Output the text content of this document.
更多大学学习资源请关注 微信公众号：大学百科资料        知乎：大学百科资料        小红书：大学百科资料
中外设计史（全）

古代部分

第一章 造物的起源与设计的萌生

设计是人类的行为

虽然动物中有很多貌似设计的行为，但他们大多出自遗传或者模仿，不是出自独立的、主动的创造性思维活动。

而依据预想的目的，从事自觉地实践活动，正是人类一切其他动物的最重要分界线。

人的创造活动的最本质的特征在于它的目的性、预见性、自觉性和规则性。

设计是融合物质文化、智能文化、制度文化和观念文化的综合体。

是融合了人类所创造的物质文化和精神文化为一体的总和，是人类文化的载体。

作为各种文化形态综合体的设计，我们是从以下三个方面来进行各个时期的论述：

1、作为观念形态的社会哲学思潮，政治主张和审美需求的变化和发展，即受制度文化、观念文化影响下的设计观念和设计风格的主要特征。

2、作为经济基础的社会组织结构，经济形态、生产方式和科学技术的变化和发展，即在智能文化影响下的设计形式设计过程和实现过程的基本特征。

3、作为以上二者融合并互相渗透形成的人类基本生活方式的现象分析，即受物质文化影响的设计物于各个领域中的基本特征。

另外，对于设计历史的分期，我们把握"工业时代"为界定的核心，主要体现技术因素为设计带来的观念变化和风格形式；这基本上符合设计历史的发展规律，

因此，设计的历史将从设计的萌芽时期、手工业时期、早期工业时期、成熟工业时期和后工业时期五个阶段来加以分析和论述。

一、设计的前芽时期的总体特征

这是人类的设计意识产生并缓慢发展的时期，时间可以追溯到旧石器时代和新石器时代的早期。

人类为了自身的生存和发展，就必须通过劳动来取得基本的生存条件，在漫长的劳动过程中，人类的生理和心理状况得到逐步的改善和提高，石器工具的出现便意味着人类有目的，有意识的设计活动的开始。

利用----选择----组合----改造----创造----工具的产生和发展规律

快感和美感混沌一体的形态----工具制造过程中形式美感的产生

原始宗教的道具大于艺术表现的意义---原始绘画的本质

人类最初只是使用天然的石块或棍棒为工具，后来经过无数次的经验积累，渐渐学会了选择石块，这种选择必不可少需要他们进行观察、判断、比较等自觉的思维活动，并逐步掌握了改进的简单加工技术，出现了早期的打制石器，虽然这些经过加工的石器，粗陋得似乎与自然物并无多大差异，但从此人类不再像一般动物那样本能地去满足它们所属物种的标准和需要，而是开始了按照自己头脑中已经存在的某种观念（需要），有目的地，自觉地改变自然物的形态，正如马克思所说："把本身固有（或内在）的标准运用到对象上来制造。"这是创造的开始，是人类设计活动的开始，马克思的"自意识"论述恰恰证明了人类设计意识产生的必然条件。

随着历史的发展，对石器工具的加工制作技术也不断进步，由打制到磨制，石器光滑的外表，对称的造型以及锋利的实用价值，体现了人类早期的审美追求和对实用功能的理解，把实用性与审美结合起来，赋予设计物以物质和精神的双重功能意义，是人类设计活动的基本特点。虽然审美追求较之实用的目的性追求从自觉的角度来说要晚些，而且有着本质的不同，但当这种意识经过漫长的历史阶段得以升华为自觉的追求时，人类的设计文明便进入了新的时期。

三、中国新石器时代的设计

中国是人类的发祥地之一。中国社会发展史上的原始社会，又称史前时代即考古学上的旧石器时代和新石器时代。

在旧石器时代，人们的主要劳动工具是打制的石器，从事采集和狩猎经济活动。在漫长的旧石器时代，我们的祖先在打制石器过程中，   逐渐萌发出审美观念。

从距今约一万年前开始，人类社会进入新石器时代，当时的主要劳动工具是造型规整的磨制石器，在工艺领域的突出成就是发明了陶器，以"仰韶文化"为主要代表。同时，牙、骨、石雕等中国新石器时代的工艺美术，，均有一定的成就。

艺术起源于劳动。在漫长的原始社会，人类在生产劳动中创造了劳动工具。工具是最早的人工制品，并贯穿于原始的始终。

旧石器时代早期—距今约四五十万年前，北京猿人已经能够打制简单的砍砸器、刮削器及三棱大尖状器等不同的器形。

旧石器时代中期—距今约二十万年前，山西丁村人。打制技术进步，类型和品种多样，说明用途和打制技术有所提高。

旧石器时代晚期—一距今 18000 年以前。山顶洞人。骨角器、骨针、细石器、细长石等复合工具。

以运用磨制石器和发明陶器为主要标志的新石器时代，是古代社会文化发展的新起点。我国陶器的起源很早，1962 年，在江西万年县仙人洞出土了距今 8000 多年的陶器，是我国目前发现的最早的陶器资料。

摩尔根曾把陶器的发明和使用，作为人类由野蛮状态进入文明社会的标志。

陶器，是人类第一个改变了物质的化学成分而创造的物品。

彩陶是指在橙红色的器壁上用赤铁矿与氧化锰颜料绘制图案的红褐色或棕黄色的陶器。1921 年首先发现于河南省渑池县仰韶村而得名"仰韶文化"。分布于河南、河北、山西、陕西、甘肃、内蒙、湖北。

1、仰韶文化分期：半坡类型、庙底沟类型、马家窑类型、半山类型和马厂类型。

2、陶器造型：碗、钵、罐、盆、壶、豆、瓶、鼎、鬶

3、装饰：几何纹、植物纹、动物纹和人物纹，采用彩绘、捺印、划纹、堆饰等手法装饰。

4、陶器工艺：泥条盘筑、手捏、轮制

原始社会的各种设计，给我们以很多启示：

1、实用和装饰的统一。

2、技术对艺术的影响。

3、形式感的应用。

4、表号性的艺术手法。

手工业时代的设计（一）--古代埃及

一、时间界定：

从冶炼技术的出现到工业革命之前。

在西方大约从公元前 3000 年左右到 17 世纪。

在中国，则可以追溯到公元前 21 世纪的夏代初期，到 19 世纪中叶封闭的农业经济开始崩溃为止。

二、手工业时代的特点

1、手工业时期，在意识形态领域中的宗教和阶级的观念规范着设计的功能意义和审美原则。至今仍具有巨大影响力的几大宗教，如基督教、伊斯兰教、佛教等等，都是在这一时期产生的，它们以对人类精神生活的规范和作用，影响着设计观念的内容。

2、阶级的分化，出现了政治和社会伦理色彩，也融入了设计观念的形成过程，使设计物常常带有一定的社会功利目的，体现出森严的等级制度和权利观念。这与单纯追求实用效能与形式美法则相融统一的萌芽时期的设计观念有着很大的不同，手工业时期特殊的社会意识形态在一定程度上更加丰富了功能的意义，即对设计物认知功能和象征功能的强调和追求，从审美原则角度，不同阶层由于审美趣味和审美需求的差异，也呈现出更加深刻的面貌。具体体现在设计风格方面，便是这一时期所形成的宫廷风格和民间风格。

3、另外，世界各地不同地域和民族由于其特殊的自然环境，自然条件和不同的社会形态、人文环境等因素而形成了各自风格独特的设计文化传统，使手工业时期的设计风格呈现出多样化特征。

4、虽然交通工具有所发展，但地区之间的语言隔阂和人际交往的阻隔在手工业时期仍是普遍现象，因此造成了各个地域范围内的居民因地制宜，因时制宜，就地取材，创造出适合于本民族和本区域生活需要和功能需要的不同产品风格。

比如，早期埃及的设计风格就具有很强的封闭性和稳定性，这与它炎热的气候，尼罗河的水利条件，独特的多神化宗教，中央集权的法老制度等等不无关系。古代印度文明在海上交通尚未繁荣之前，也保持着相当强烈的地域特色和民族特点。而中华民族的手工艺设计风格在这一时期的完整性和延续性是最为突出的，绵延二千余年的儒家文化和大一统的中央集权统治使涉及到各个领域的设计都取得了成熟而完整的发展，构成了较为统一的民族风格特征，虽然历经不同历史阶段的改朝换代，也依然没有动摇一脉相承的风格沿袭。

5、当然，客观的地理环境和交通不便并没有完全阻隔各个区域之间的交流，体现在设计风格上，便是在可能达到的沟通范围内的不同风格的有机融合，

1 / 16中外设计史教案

--

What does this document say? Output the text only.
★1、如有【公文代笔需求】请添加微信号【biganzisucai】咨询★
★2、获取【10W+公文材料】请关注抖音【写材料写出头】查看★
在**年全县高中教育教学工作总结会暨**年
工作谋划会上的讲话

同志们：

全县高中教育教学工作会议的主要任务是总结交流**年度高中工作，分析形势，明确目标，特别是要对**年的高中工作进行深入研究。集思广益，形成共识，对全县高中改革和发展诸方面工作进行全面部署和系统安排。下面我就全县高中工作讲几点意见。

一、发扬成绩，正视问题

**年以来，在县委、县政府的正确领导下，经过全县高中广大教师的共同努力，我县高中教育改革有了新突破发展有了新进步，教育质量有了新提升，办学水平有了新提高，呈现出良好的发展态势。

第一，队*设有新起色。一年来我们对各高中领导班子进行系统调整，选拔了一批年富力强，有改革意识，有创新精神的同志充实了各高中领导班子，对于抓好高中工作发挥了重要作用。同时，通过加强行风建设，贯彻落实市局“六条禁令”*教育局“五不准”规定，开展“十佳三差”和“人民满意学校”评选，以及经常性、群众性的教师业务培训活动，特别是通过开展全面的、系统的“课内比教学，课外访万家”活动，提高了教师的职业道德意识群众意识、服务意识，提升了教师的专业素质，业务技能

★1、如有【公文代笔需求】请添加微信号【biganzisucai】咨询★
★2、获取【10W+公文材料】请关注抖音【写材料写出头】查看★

• Given instruction: Go through the listing above line by line and say how many lines hold the word "text". Reply with that number only.

• Output for this task: 2